## [YOUR TASK]
Transcribe every record that appears below, exactly and in full.

(Collected data entries)
______

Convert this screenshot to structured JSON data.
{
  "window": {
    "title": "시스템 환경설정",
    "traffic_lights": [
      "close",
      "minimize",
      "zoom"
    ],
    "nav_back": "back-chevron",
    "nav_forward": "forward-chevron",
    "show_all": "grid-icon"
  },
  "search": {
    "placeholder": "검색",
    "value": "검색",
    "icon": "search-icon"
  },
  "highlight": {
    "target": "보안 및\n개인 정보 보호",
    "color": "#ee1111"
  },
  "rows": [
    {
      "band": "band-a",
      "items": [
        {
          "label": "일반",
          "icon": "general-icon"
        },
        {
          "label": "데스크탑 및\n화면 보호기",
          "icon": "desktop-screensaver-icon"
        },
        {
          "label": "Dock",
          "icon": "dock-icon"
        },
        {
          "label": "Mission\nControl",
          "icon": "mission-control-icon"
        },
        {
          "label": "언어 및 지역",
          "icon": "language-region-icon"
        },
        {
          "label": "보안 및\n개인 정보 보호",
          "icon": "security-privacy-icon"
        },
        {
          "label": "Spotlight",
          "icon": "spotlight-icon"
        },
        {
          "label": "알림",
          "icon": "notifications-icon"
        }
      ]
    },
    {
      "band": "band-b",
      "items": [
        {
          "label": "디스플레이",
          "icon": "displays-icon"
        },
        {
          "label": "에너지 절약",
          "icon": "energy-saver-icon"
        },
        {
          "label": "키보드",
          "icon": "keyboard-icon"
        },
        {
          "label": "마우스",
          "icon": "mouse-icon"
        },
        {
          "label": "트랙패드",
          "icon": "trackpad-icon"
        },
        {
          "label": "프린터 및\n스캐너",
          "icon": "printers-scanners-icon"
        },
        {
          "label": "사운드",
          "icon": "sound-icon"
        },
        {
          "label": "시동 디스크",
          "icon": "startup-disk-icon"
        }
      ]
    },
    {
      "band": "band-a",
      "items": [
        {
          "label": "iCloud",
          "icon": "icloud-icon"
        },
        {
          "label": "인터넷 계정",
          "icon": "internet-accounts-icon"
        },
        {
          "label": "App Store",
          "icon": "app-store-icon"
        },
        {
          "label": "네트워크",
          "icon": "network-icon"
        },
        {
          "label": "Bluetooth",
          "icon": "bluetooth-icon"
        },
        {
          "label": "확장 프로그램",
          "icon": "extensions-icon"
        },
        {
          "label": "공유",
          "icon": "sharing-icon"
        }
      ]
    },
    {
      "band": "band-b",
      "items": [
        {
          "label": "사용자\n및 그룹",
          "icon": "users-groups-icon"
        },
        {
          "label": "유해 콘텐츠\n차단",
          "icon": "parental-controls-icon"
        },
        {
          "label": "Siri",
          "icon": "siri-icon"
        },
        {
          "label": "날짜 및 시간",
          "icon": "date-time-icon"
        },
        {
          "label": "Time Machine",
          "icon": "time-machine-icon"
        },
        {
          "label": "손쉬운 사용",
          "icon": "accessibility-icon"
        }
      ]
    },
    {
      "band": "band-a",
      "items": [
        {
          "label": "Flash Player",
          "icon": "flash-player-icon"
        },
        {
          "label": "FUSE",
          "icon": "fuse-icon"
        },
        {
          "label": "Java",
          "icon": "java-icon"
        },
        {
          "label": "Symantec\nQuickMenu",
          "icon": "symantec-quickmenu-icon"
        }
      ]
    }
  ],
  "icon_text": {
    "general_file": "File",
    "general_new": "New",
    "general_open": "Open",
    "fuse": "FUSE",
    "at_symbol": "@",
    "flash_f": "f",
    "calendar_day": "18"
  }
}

______

## [TASK OUTPUT]
Convert this screenshot to structured JSON data.
{
  "window": {
    "title": "시스템 환경설정",
    "traffic_lights": [
      "close",
      "minimize",
      "zoom"
    ],
    "nav_back": "back-chevron",
    "nav_forward": "forward-chevron",
    "show_all": "grid-icon"
  },
  "search": {
    "placeholder": "검색",
    "value": "검색",
    "icon": "search-icon"
  },
  "highlight": {
    "target": "보안 및\n개인 정보 보호",
    "color": "#ee1111"
  },
  "rows": [
    {
      "band": "band-a",
      "items": [
        {
          "label": "일반",
          "icon": "general-icon"
        },
        {
          "label": "데스크탑 및\n화면 보호기",
          "icon": "desktop-screensaver-icon"
        },
        {
          "label": "Dock",
          "icon": "dock-icon"
        },
        {
          "label": "Mission\nControl",
          "icon": "mission-control-icon"
        },
        {
          "label": "언어 및 지역",
          "icon": "language-region-icon"
        },
        {
          "label": "보안 및\n개인 정보 보호",
          "icon": "security-privacy-icon"
        },
        {
          "label": "Spotlight",
          "icon": "spotlight-icon"
        },
        {
          "label": "알림",
          "icon": "notifications-icon"
        }
      ]
    },
    {
      "band": "band-b",
      "items": [
        {
          "label": "디스플레이",
          "icon": "displays-icon"
        },
        {
          "label": "에너지 절약",
          "icon": "energy-saver-icon"
        },
        {
          "label": "키보드",
          "icon": "keyboard-icon"
        },
        {
          "label": "마우스",
          "icon": "mouse-icon"
        },
        {
          "label": "트랙패드",
          "icon": "trackpad-icon"
        },
        {
          "label": "프린터 및\n스캐너",
          "icon": "printers-scanners-icon"
        },
        {
          "label": "사운드",
          "icon": "sound-icon"
        },
        {
          "label": "시동 디스크",
          "icon": "startup-disk-icon"
        }
      ]
    },
    {
      "band": "band-a",
      "items": [
        {
          "label": "iCloud",
          "icon": "icloud-icon"
        },
        {
          "label": "인터넷 계정",
          "icon": "internet-accounts-icon"
        },
        {
          "label": "App Store",
          "icon": "app-store-icon"
        },
        {
          "label": "네트워크",
          "icon": "network-icon"
        },
        {
          "label": "Bluetooth",
          "icon": "bluetooth-icon"
        },
        {
          "label": "확장 프로그램",
          "icon": "extensions-icon"
        },
        {
          "label": "공유",
          "icon": "sharing-icon"
        }
      ]
    },
    {
      "band": "band-b",
      "items": [
        {
          "label": "사용자\n및 그룹",
          "icon": "users-groups-icon"
        },
        {
          "label": "유해 콘텐츠\n차단",
          "icon": "parental-controls-icon"
        },
        {
          "label": "Siri",
          "icon": "siri-icon"
        },
        {
          "label": "날짜 및 시간",
          "icon": "date-time-icon"
        },
        {
          "label": "Time Machine",
          "icon": "time-machine-icon"
        },
        {
          "label": "손쉬운 사용",
          "icon": "accessibility-icon"
        }
      ]
    },
    {
      "band": "band-a",
      "items": [
        {
          "label": "Flash Player",
          "icon": "flash-player-icon"
        },
        {
          "label": "FUSE",
          "icon": "fuse-icon"
        },
        {
          "label": "Java",
          "icon": "java-icon"
        },
        {
          "label": "Symantec\nQuickMenu",
          "icon": "symantec-quickmenu-icon"
        }
      ]
    }
  ],
  "icon_text": {
    "general_file": "File",
    "general_new": "New",
    "general_open": "Open",
    "fuse": "FUSE",
    "at_symbol": "@",
    "flash_f": "f",
    "calendar_day": "18"
  }
}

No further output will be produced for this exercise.